Restate the entries below word for word, omitting nothing.

==================================================

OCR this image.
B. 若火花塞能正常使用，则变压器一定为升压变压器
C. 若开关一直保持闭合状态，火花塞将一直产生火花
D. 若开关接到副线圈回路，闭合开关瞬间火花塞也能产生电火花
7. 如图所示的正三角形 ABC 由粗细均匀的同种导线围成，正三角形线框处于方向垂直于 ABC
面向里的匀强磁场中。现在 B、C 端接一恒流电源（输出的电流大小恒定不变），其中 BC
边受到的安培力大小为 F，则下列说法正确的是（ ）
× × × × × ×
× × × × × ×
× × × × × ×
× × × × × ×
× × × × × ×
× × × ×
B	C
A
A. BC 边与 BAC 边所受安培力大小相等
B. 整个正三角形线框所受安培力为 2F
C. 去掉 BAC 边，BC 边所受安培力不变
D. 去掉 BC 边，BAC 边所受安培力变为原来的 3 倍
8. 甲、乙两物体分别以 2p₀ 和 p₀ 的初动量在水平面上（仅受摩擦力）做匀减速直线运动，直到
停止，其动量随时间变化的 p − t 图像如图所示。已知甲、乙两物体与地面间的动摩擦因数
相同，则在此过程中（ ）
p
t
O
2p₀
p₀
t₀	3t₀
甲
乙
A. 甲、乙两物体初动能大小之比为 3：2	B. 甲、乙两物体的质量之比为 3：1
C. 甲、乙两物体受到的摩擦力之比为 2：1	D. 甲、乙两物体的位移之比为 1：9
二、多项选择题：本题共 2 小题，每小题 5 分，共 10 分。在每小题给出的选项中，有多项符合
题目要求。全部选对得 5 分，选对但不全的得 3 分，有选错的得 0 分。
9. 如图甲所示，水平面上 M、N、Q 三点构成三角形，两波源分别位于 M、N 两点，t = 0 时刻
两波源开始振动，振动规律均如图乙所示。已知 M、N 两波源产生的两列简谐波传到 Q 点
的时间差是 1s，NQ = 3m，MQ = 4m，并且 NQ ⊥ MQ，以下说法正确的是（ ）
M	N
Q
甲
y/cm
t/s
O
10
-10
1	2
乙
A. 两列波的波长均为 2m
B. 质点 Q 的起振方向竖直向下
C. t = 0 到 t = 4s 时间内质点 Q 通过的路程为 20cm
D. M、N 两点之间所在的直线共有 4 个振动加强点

==================================================

▶ WRITTEN REPLY:
OCR this image.
B. 若火花塞能正常使用，则变压器一定为升压变压器
C. 若开关一直保持闭合状态，火花塞将一直产生火花
D. 若开关接到副线圈回路，闭合开关瞬间火花塞也能产生电火花
7. 如图所示的正三角形 ABC 由粗细均匀的同种导线围成，正三角形线框处于方向垂直于 ABC
面向里的匀强磁场中。现在 B、C 端接一恒流电源（输出的电流大小恒定不变），其中 BC
边受到的安培力大小为 F，则下列说法正确的是（ ）
× × × × × ×
× × × × × ×
× × × × × ×
× × × × × ×
× × × × × ×
× × × ×
B	C
A
A. BC 边与 BAC 边所受安培力大小相等
B. 整个正三角形线框所受安培力为 2F
C. 去掉 BAC 边，BC 边所受安培力不变
D. 去掉 BC 边，BAC 边所受安培力变为原来的 3 倍
8. 甲、乙两物体分别以 2p₀ 和 p₀ 的初动量在水平面上（仅受摩擦力）做匀减速直线运动，直到
停止，其动量随时间变化的 p − t 图像如图所示。已知甲、乙两物体与地面间的动摩擦因数
相同，则在此过程中（ ）
p
t
O
2p₀
p₀
t₀	3t₀
甲
乙
A. 甲、乙两物体初动能大小之比为 3：2	B. 甲、乙两物体的质量之比为 3：1
C. 甲、乙两物体受到的摩擦力之比为 2：1	D. 甲、乙两物体的位移之比为 1：9
二、多项选择题：本题共 2 小题，每小题 5 分，共 10 分。在每小题给出的选项中，有多项符合
题目要求。全部选对得 5 分，选对但不全的得 3 分，有选错的得 0 分。
9. 如图甲所示，水平面上 M、N、Q 三点构成三角形，两波源分别位于 M、N 两点，t = 0 时刻
两波源开始振动，振动规律均如图乙所示。已知 M、N 两波源产生的两列简谐波传到 Q 点
的时间差是 1s，NQ = 3m，MQ = 4m，并且 NQ ⊥ MQ，以下说法正确的是（ ）
M	N
Q
甲
y/cm
t/s
O
10
-10
1	2
乙
A. 两列波的波长均为 2m
B. 质点 Q 的起振方向竖直向下
C. t = 0 到 t = 4s 时间内质点 Q 通过的路程为 20cm
D. M、N 两点之间所在的直线共有 4 个振动加强点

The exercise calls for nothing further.